*The problem:*
Look through the data below. Show each line where the string "text" occurs.

## Begin Entries supplied

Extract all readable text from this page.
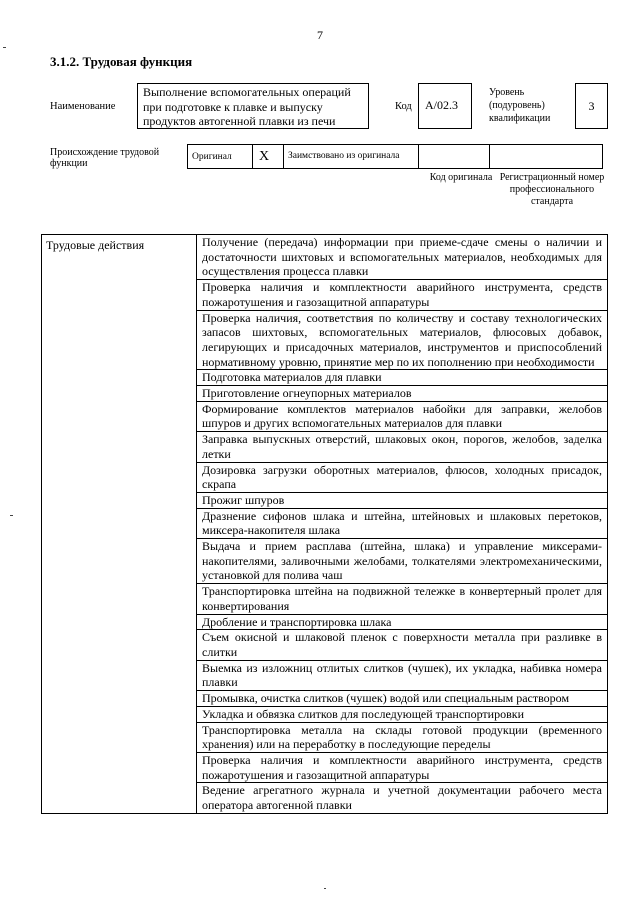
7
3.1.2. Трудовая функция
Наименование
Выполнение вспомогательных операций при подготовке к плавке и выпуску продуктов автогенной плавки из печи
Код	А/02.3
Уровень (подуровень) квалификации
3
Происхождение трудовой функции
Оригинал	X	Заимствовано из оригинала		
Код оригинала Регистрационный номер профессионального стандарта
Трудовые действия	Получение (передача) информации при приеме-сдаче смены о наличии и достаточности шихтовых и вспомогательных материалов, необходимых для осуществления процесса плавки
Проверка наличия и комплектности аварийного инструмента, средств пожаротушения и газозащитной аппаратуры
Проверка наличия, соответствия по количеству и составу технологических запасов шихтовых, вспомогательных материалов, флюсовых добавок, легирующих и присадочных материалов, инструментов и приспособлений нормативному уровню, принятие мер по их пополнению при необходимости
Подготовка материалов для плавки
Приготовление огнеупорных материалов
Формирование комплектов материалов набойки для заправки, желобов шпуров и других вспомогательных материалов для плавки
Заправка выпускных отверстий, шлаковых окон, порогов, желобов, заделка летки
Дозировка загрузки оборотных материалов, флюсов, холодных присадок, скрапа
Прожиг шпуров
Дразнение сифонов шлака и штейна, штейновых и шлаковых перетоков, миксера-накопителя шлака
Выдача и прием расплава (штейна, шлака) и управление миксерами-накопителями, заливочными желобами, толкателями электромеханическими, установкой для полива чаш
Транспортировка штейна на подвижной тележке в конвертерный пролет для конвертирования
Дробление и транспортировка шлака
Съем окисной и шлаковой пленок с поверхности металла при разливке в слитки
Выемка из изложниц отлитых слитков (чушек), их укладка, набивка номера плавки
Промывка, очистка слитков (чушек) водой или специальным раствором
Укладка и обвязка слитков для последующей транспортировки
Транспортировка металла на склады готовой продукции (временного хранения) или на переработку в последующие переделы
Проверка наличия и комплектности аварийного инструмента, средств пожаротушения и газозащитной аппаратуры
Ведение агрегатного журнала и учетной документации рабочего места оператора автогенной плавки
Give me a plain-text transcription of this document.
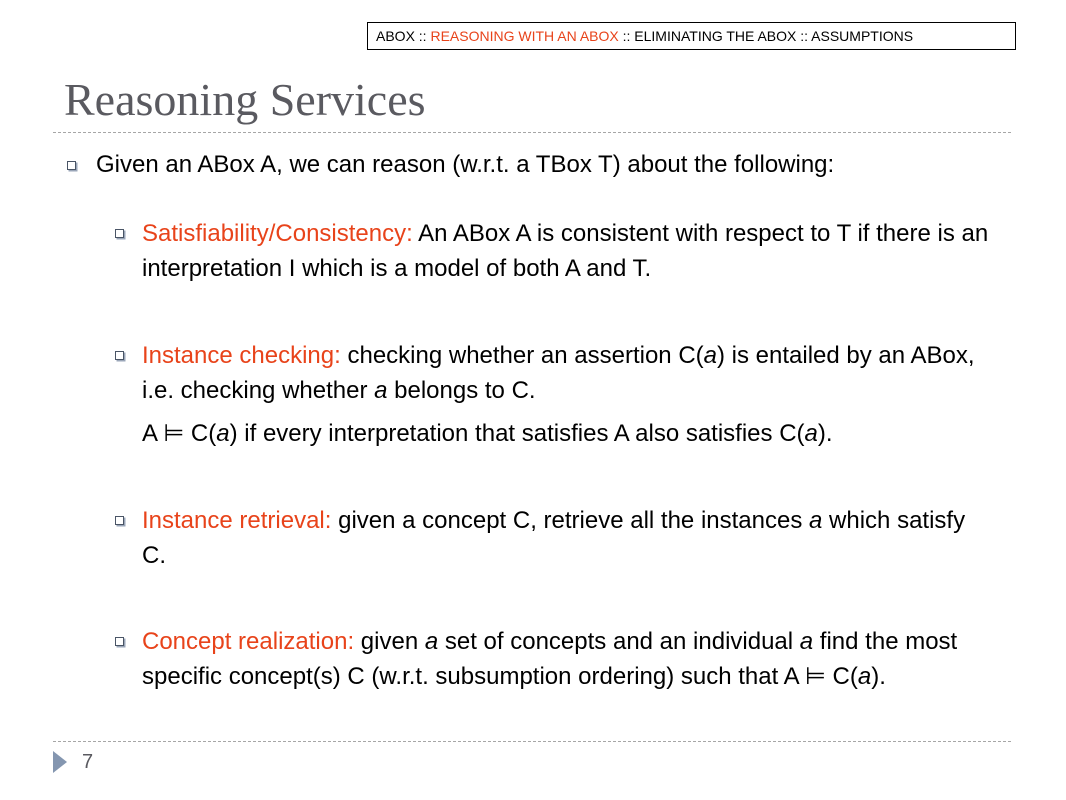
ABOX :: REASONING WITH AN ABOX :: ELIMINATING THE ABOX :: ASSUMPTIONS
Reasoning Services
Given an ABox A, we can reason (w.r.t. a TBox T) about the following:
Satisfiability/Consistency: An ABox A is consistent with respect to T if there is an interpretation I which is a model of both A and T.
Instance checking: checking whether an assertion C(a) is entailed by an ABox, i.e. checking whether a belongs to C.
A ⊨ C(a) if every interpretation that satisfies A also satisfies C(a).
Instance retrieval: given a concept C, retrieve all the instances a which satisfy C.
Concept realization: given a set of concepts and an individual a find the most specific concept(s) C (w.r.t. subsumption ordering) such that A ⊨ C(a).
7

## End Entries supplied

*Solution for this task:*
Extract all readable text from this page.
Give me a plain-text transcription of this document.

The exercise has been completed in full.